Your objective » Copy the data below word for word, keeping every line exactly as it is.

Stored rows »
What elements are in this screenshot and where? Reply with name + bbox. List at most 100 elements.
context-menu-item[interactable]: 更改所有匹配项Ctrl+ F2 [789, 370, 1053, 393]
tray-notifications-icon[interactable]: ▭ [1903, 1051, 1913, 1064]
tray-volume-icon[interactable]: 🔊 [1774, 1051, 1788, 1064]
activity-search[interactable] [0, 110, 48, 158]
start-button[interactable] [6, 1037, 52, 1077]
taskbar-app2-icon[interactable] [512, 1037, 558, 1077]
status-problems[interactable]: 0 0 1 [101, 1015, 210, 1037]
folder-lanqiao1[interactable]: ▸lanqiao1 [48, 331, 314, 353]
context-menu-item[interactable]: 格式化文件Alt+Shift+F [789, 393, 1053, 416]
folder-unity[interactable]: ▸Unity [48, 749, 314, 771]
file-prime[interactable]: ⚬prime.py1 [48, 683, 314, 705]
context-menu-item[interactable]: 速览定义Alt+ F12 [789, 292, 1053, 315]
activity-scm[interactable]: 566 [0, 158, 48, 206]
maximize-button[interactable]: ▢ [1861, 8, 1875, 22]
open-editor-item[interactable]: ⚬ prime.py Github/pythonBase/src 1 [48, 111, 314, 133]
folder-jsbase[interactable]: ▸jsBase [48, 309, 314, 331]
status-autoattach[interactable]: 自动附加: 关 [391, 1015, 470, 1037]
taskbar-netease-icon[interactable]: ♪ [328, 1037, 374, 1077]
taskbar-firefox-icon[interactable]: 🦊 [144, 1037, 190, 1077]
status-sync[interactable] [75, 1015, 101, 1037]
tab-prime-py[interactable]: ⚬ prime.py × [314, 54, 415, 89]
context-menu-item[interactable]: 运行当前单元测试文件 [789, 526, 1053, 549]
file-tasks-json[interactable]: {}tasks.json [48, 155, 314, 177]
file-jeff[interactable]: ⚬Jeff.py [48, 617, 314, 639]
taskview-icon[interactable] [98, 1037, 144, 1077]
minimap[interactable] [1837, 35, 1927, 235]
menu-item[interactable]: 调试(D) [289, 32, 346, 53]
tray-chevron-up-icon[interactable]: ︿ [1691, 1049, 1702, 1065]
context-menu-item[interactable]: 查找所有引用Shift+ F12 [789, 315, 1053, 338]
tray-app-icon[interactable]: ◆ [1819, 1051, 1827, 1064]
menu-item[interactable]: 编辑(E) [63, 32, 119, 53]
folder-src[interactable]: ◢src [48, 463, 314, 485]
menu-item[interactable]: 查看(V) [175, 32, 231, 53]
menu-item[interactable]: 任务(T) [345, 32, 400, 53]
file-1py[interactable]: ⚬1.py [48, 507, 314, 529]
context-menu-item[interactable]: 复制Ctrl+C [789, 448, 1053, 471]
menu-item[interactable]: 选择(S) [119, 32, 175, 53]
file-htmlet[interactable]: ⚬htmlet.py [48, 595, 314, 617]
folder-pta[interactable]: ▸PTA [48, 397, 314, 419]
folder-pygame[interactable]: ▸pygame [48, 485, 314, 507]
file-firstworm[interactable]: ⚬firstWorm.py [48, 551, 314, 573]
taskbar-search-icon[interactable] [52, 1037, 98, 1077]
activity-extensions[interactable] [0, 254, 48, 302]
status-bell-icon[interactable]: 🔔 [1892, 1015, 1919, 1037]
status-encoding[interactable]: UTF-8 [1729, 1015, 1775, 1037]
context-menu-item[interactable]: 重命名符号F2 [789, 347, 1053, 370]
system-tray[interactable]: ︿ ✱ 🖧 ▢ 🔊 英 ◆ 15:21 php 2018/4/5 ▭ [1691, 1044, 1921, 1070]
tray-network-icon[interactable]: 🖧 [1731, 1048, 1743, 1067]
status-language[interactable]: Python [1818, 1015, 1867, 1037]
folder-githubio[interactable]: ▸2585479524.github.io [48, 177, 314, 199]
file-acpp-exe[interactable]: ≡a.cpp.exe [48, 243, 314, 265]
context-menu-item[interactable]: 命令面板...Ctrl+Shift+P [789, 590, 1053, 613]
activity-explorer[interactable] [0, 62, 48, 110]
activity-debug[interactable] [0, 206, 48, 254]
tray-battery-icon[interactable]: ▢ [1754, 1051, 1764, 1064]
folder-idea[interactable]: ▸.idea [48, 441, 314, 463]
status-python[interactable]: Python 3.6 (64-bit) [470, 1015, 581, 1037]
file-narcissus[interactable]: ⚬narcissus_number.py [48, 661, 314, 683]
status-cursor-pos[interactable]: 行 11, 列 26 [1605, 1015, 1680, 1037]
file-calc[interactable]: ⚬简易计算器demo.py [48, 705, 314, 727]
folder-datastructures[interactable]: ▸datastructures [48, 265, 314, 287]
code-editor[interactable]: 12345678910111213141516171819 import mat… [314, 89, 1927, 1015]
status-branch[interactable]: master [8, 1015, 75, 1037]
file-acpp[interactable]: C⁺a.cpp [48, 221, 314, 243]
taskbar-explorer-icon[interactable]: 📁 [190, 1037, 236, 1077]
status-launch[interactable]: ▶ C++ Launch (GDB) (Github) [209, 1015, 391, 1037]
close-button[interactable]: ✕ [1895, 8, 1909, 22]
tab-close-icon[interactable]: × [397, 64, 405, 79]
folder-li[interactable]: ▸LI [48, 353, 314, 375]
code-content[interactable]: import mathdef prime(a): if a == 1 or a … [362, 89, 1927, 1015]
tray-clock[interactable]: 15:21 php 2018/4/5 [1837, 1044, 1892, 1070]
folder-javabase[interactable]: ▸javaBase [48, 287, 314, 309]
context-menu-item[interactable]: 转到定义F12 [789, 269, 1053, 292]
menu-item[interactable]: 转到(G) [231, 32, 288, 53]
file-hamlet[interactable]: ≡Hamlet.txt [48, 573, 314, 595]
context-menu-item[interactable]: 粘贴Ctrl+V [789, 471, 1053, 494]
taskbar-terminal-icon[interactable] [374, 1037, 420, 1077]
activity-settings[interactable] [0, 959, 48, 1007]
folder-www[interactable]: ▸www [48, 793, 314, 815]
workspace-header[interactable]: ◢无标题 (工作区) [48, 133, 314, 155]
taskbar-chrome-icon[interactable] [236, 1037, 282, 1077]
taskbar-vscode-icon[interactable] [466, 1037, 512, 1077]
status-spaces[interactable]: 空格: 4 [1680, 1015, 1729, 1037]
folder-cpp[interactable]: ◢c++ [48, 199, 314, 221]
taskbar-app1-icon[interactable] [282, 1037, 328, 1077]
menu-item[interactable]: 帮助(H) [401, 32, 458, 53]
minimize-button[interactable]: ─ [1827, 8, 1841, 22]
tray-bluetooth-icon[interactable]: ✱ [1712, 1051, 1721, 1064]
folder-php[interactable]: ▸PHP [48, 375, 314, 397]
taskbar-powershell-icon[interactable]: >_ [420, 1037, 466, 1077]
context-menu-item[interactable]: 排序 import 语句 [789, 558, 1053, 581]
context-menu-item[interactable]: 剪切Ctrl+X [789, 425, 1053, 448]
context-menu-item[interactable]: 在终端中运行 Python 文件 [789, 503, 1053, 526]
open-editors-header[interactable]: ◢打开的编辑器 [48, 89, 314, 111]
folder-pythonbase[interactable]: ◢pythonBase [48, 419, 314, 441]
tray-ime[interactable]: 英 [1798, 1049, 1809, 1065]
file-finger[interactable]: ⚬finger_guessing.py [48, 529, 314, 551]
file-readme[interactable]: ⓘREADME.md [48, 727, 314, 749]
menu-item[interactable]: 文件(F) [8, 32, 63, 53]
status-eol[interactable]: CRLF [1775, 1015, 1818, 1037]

Answer to the problem »
What elements are in this screenshot and where? Reply with name + bbox. List at most 100 elements.
context-menu-item[interactable]: 更改所有匹配项Ctrl+ F2 [789, 370, 1053, 393]
tray-notifications-icon[interactable]: ▭ [1903, 1051, 1913, 1064]
tray-volume-icon[interactable]: 🔊 [1774, 1051, 1788, 1064]
activity-search[interactable] [0, 110, 48, 158]
start-button[interactable] [6, 1037, 52, 1077]
taskbar-app2-icon[interactable] [512, 1037, 558, 1077]
status-problems[interactable]: 0 0 1 [101, 1015, 210, 1037]
folder-lanqiao1[interactable]: ▸lanqiao1 [48, 331, 314, 353]
context-menu-item[interactable]: 格式化文件Alt+Shift+F [789, 393, 1053, 416]
folder-unity[interactable]: ▸Unity [48, 749, 314, 771]
file-prime[interactable]: ⚬prime.py1 [48, 683, 314, 705]
context-menu-item[interactable]: 速览定义Alt+ F12 [789, 292, 1053, 315]
activity-scm[interactable]: 566 [0, 158, 48, 206]
maximize-button[interactable]: ▢ [1861, 8, 1875, 22]
open-editor-item[interactable]: ⚬ prime.py Github/pythonBase/src 1 [48, 111, 314, 133]
folder-jsbase[interactable]: ▸jsBase [48, 309, 314, 331]
status-autoattach[interactable]: 自动附加: 关 [391, 1015, 470, 1037]
taskbar-netease-icon[interactable]: ♪ [328, 1037, 374, 1077]
taskbar-firefox-icon[interactable]: 🦊 [144, 1037, 190, 1077]
status-sync[interactable] [75, 1015, 101, 1037]
tab-prime-py[interactable]: ⚬ prime.py × [314, 54, 415, 89]
context-menu-item[interactable]: 运行当前单元测试文件 [789, 526, 1053, 549]
file-tasks-json[interactable]: {}tasks.json [48, 155, 314, 177]
file-jeff[interactable]: ⚬Jeff.py [48, 617, 314, 639]
taskview-icon[interactable] [98, 1037, 144, 1077]
minimap[interactable] [1837, 35, 1927, 235]
menu-item[interactable]: 调试(D) [289, 32, 346, 53]
tray-chevron-up-icon[interactable]: ︿ [1691, 1049, 1702, 1065]
context-menu-item[interactable]: 查找所有引用Shift+ F12 [789, 315, 1053, 338]
tray-app-icon[interactable]: ◆ [1819, 1051, 1827, 1064]
menu-item[interactable]: 编辑(E) [63, 32, 119, 53]
folder-src[interactable]: ◢src [48, 463, 314, 485]
menu-item[interactable]: 查看(V) [175, 32, 231, 53]
menu-item[interactable]: 任务(T) [345, 32, 400, 53]
file-1py[interactable]: ⚬1.py [48, 507, 314, 529]
context-menu-item[interactable]: 复制Ctrl+C [789, 448, 1053, 471]
menu-item[interactable]: 选择(S) [119, 32, 175, 53]
file-htmlet[interactable]: ⚬htmlet.py [48, 595, 314, 617]
folder-pta[interactable]: ▸PTA [48, 397, 314, 419]
folder-pygame[interactable]: ▸pygame [48, 485, 314, 507]
file-firstworm[interactable]: ⚬firstWorm.py [48, 551, 314, 573]
taskbar-search-icon[interactable] [52, 1037, 98, 1077]
activity-extensions[interactable] [0, 254, 48, 302]
status-bell-icon[interactable]: 🔔 [1892, 1015, 1919, 1037]
status-encoding[interactable]: UTF-8 [1729, 1015, 1775, 1037]
context-menu-item[interactable]: 重命名符号F2 [789, 347, 1053, 370]
system-tray[interactable]: ︿ ✱ 🖧 ▢ 🔊 英 ◆ 15:21 php 2018/4/5 ▭ [1691, 1044, 1921, 1070]
tray-network-icon[interactable]: 🖧 [1731, 1048, 1743, 1067]
status-language[interactable]: Python [1818, 1015, 1867, 1037]
folder-githubio[interactable]: ▸2585479524.github.io [48, 177, 314, 199]
file-acpp-exe[interactable]: ≡a.cpp.exe [48, 243, 314, 265]
context-menu-item[interactable]: 命令面板...Ctrl+Shift+P [789, 590, 1053, 613]
activity-explorer[interactable] [0, 62, 48, 110]
activity-debug[interactable] [0, 206, 48, 254]
tray-battery-icon[interactable]: ▢ [1754, 1051, 1764, 1064]
folder-idea[interactable]: ▸.idea [48, 441, 314, 463]
status-python[interactable]: Python 3.6 (64-bit) [470, 1015, 581, 1037]
file-narcissus[interactable]: ⚬narcissus_number.py [48, 661, 314, 683]
status-cursor-pos[interactable]: 行 11, 列 26 [1605, 1015, 1680, 1037]
file-calc[interactable]: ⚬简易计算器demo.py [48, 705, 314, 727]
folder-datastructures[interactable]: ▸datastructures [48, 265, 314, 287]
code-editor[interactable]: 12345678910111213141516171819 import mat… [314, 89, 1927, 1015]
status-branch[interactable]: master [8, 1015, 75, 1037]
file-acpp[interactable]: C⁺a.cpp [48, 221, 314, 243]
taskbar-explorer-icon[interactable]: 📁 [190, 1037, 236, 1077]
status-launch[interactable]: ▶ C++ Launch (GDB) (Github) [209, 1015, 391, 1037]
close-button[interactable]: ✕ [1895, 8, 1909, 22]
tab-close-icon[interactable]: × [397, 64, 405, 79]
folder-li[interactable]: ▸LI [48, 353, 314, 375]
code-content[interactable]: import mathdef prime(a): if a == 1 or a … [362, 89, 1927, 1015]
tray-clock[interactable]: 15:21 php 2018/4/5 [1837, 1044, 1892, 1070]
folder-javabase[interactable]: ▸javaBase [48, 287, 314, 309]
context-menu-item[interactable]: 转到定义F12 [789, 269, 1053, 292]
menu-item[interactable]: 转到(G) [231, 32, 288, 53]
file-hamlet[interactable]: ≡Hamlet.txt [48, 573, 314, 595]
context-menu-item[interactable]: 粘贴Ctrl+V [789, 471, 1053, 494]
taskbar-terminal-icon[interactable] [374, 1037, 420, 1077]
activity-settings[interactable] [0, 959, 48, 1007]
folder-www[interactable]: ▸www [48, 793, 314, 815]
workspace-header[interactable]: ◢无标题 (工作区) [48, 133, 314, 155]
taskbar-chrome-icon[interactable] [236, 1037, 282, 1077]
taskbar-vscode-icon[interactable] [466, 1037, 512, 1077]
status-spaces[interactable]: 空格: 4 [1680, 1015, 1729, 1037]
folder-cpp[interactable]: ◢c++ [48, 199, 314, 221]
taskbar-app1-icon[interactable] [282, 1037, 328, 1077]
menu-item[interactable]: 帮助(H) [401, 32, 458, 53]
minimize-button[interactable]: ─ [1827, 8, 1841, 22]
tray-bluetooth-icon[interactable]: ✱ [1712, 1051, 1721, 1064]
folder-php[interactable]: ▸PHP [48, 375, 314, 397]
taskbar-powershell-icon[interactable]: >_ [420, 1037, 466, 1077]
context-menu-item[interactable]: 排序 import 语句 [789, 558, 1053, 581]
context-menu-item[interactable]: 剪切Ctrl+X [789, 425, 1053, 448]
context-menu-item[interactable]: 在终端中运行 Python 文件 [789, 503, 1053, 526]
open-editors-header[interactable]: ◢打开的编辑器 [48, 89, 314, 111]
folder-pythonbase[interactable]: ◢pythonBase [48, 419, 314, 441]
tray-ime[interactable]: 英 [1798, 1049, 1809, 1065]
file-finger[interactable]: ⚬finger_guessing.py [48, 529, 314, 551]
file-readme[interactable]: ⓘREADME.md [48, 727, 314, 749]
menu-item[interactable]: 文件(F) [8, 32, 63, 53]
status-eol[interactable]: CRLF [1775, 1015, 1818, 1037]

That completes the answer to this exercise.